-- begin Source text --
# Area in America to rough it



## db3kfan

Wondering if any of yall know of a good place to get out of the city for awhile. Away from trails and such.


----------



## FreeBHamster

Once the summer hits all sorts of spots in the North Cascades, WA. Or if you want to head out a little earlier the Olympic mountains out on the olympic peninsula of Washington are pretty amazing.


----------



## compass

If you have a good map, compass, and know how to use them, there are tons of great places you wouldn't even expect. I once went backpacking in Yosemite during the height of the summer tourist season and didn't see or hear another soul the whole time I was off trail in the back country.


----------



## db3kfan

sweet, thanks guys. ive been reading up on compass/map usage. im close to yosemite, but i would like to get some hunting in. maybe come in and out of the park boundries,


----------



## compass

Yosemite is a huge park. There are plenty of areas in the Sierras and the foothills you could find to camp and at least not hunt in a National Park. I'm not sure about when the hunting seasons are and all that.

Where are you at?


----------



## dirty_rotten_squatter

compass said:


> Yosemite is a huge park. There are plenty of areas in the Sierras and the foothills you could find to camp and at least not hunt in a National Park. I'm not sure about when the hunting seasons are and all that.
> 
> Where are you at?



Well yosemite is government property, I dont think that you can hunt on their property, hell you cant even have a weapon of any kind on their property.


----------



## Angela

Even camping in the park is not legal without a backcountry permit, not that it's that hard to avoid park rangers in the more remote parts of the park but do watch out for them.


----------



## compass

Nah, I was telling him to find a place other than Yosemite. But there are great places in the Sierras and foothills, I'm only familiar with the area around North Fork, up Mammoth Pools road.
-- end Source text --
# [Requirement a]
Pull out the rows from the line containing "y-tick-mark [102, 141, 108, 142]" through the line containing "data-point [484, 389, 493, 398]", both ends included, reproducing each line word for word.
-- begin Records to process --
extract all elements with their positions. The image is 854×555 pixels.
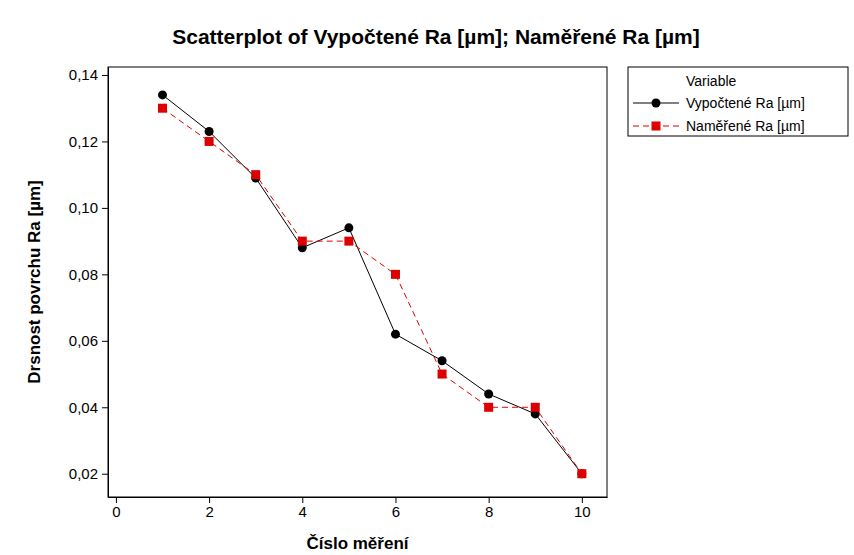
y-tick-mark [102, 141, 108, 142]
data-point [205, 127, 214, 136]
data-point [158, 90, 167, 99]
y-tick-mark [102, 474, 108, 475]
axis-line [109, 497, 608, 498]
y-tick: 0,14 [69, 66, 108, 83]
y-tick-mark [102, 407, 108, 408]
y-tick-label: 0,08 [69, 266, 98, 283]
x-tick-label: 10 [574, 503, 591, 520]
data-point [531, 403, 540, 412]
x-tick: 0 [112, 497, 120, 520]
background [0, 0, 854, 555]
x-tick-label: 0 [112, 503, 120, 520]
series-line [163, 108, 582, 474]
x-tick-label: 6 [392, 503, 400, 520]
series-line [163, 95, 582, 474]
data-point [484, 389, 493, 398]
x-tick: 10 [574, 497, 591, 520]
x-tick: 8 [485, 497, 493, 520]
data-point [298, 237, 307, 246]
y-axis: 0,02 0,04 0,06 0,08 0,10 0,12 0,14 [69, 66, 109, 497]
y-tick-label: 0,10 [69, 199, 98, 216]
y-tick: 0,02 [69, 465, 108, 482]
x-axis-title: Číslo měření [306, 534, 409, 553]
data-point [344, 223, 353, 232]
axis-line [108, 68, 109, 498]
x-tick: 2 [205, 497, 213, 520]
data-point [484, 403, 493, 412]
x-tick-label: 2 [205, 503, 213, 520]
data-point [391, 330, 400, 339]
x-tick-label: 8 [485, 503, 493, 520]
x-tick: 6 [392, 497, 400, 520]
data-point [438, 356, 447, 365]
x-axis: 0 2 4 6 8 10 [109, 497, 608, 520]
y-tick-mark [102, 75, 108, 76]
y-tick-mark [102, 341, 108, 342]
title: Scatterplot of Vypočtené Ra [µm]; Naměře… [172, 25, 700, 48]
legend: Variable Vypočtené Ra [µm] Naměřené Ra [µm… [628, 67, 848, 136]
chart: 0 2 4 6 8 10 0,02 0,04 0,06 0,08 0,10 0,12 0,14 Scatt… [0, 0, 854, 555]
y-tick-label: 0,14 [69, 66, 98, 83]
series-group [158, 90, 586, 478]
data-point [205, 137, 214, 146]
data-point [251, 170, 260, 179]
y-tick-mark [102, 208, 108, 209]
data-point [577, 469, 586, 478]
legend-marker [652, 99, 661, 108]
legend-label: Naměřené Ra [µm] [686, 118, 805, 134]
data-point [158, 104, 167, 113]
data-point [438, 370, 447, 379]
legend-label: Vypočtené Ra [µm] [686, 95, 805, 111]
data-point [577, 469, 586, 478]
y-tick: 0,12 [69, 133, 108, 150]
series [158, 104, 586, 479]
y-tick: 0,08 [69, 266, 108, 283]
y-tick-label: 0,12 [69, 133, 98, 150]
series [158, 90, 586, 478]
plot-frame [108, 67, 607, 497]
y-tick: 0,10 [69, 199, 108, 216]
legend-entry: Naměřené Ra [µm] [633, 118, 805, 134]
legend-marker [652, 122, 661, 131]
x-tick-label: 4 [299, 503, 307, 520]
y-tick-label: 0,02 [69, 465, 98, 482]
y-tick: 0,06 [69, 332, 108, 349]
y-tick: 0,04 [69, 399, 108, 416]
y-tick-mark [102, 274, 108, 275]
y-tick-label: 0,06 [69, 332, 98, 349]
legend-entry: Vypočtené Ra [µm] [633, 95, 805, 111]
data-point [391, 270, 400, 279]
data-point [344, 237, 353, 246]
x-tick: 4 [299, 497, 307, 520]
legend-title: Variable [686, 73, 737, 89]
y-tick-label: 0,04 [69, 399, 98, 416]
y-axis-title: Drsnost povrchu Ra [µm] [25, 180, 44, 383]
legend-box [628, 67, 848, 136]
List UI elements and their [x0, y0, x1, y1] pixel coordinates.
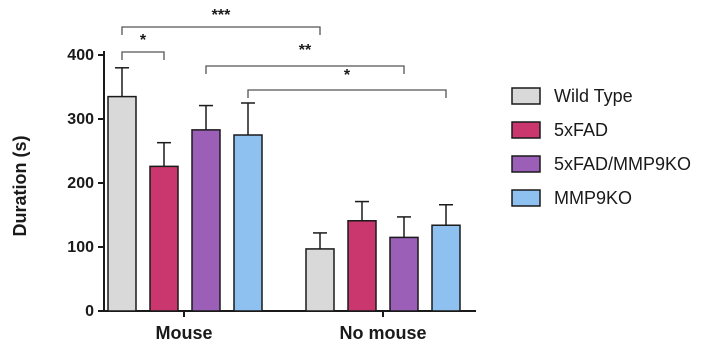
-- end Records to process --
# [Requirement b]
Summarize the forum thread in three sentences.

# [Written answer a]
y-tick-mark [102, 141, 108, 142]
data-point [205, 127, 214, 136]
data-point [158, 90, 167, 99]
y-tick-mark [102, 474, 108, 475]
axis-line [109, 497, 608, 498]
y-tick: 0,14 [69, 66, 108, 83]
y-tick-mark [102, 407, 108, 408]
y-tick-label: 0,08 [69, 266, 98, 283]
x-tick-label: 10 [574, 503, 591, 520]
data-point [531, 403, 540, 412]
x-tick: 0 [112, 497, 120, 520]
background [0, 0, 854, 555]
x-tick-label: 0 [112, 503, 120, 520]
series-line [163, 108, 582, 474]
x-tick-label: 6 [392, 503, 400, 520]
series-line [163, 95, 582, 474]
data-point [484, 389, 493, 398]

# [Written answer b]
A poster asks for a good place to get out of the city and away from trails, and replies suggest the North Cascades or the Olympic mountains in Washington, or going off trail in places like Yosemite with a map and compass. The original poster lives near Yosemite but wants to hunt, and others respond that weapons are not allowed on park property and that camping in the park requires a backcountry permit. One reply recommends areas in the Sierras and foothills outside Yosemite, such as the area around North Fork up Mammoth Pools road.